**Request**
Reproduce the full listing below unchanged, apart from the pictures.

**Data records**

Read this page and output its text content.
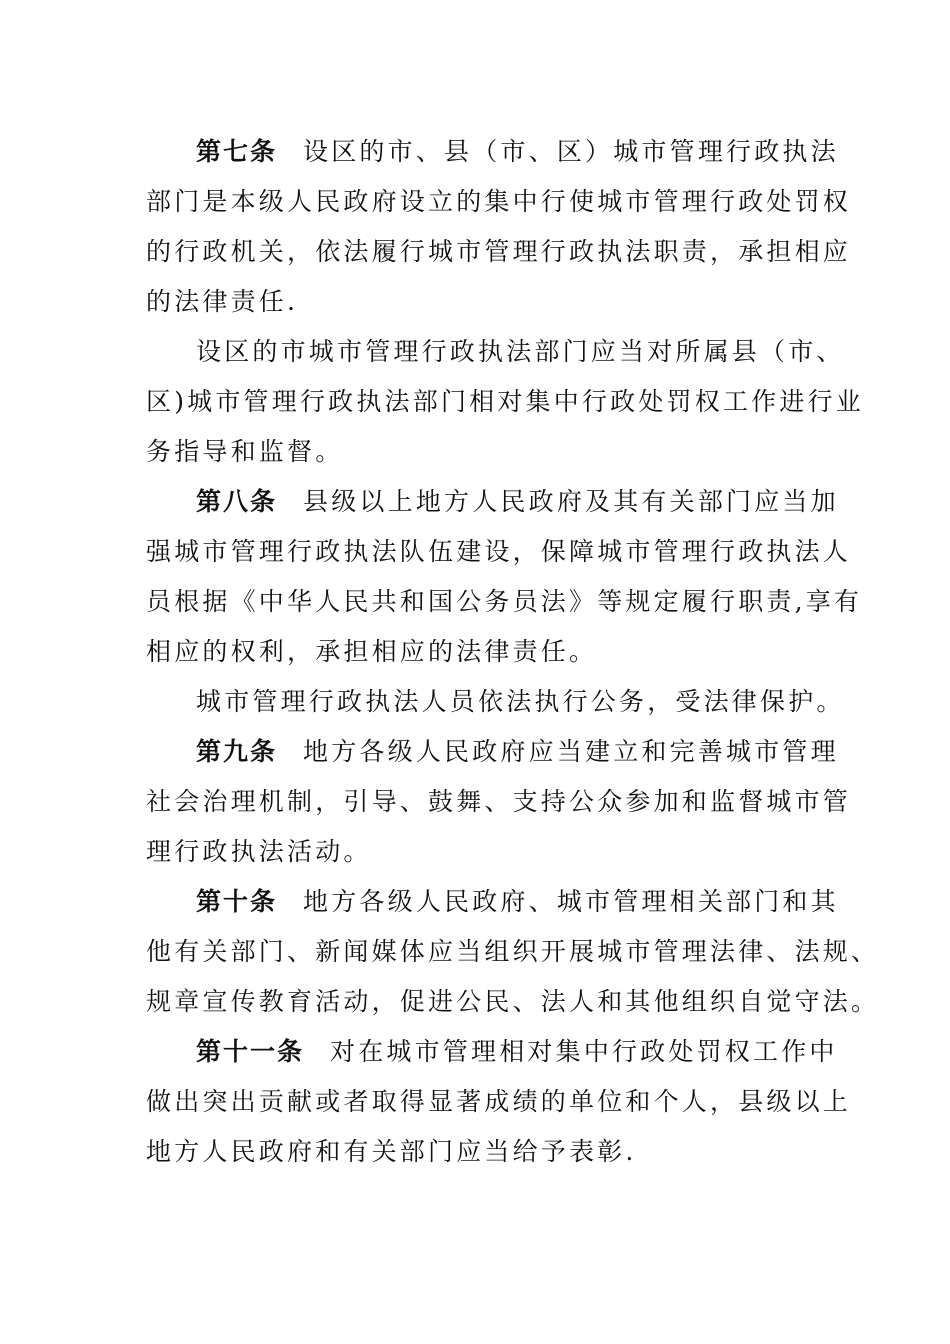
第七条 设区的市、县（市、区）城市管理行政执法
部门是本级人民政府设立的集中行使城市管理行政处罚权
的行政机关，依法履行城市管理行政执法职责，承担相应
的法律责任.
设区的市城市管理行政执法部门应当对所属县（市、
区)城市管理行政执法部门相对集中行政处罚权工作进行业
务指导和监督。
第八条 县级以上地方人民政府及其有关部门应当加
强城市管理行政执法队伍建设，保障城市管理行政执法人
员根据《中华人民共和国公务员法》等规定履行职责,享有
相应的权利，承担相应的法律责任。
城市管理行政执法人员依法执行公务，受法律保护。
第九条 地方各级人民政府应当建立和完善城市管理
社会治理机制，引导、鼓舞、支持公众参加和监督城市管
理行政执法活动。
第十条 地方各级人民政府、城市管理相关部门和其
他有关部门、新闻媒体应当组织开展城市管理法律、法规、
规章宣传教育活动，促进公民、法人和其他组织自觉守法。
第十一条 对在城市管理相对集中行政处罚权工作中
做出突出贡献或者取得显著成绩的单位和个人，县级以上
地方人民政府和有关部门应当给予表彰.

**Completed exercise**
Read this page and output its text content.
第七条 设区的市、县（市、区）城市管理行政执法
部门是本级人民政府设立的集中行使城市管理行政处罚权
的行政机关，依法履行城市管理行政执法职责，承担相应
的法律责任.
设区的市城市管理行政执法部门应当对所属县（市、
区)城市管理行政执法部门相对集中行政处罚权工作进行业
务指导和监督。
第八条 县级以上地方人民政府及其有关部门应当加
强城市管理行政执法队伍建设，保障城市管理行政执法人
员根据《中华人民共和国公务员法》等规定履行职责,享有
相应的权利，承担相应的法律责任。
城市管理行政执法人员依法执行公务，受法律保护。
第九条 地方各级人民政府应当建立和完善城市管理
社会治理机制，引导、鼓舞、支持公众参加和监督城市管
理行政执法活动。
第十条 地方各级人民政府、城市管理相关部门和其
他有关部门、新闻媒体应当组织开展城市管理法律、法规、
规章宣传教育活动，促进公民、法人和其他组织自觉守法。
第十一条 对在城市管理相对集中行政处罚权工作中
做出突出贡献或者取得显著成绩的单位和个人，县级以上
地方人民政府和有关部门应当给予表彰.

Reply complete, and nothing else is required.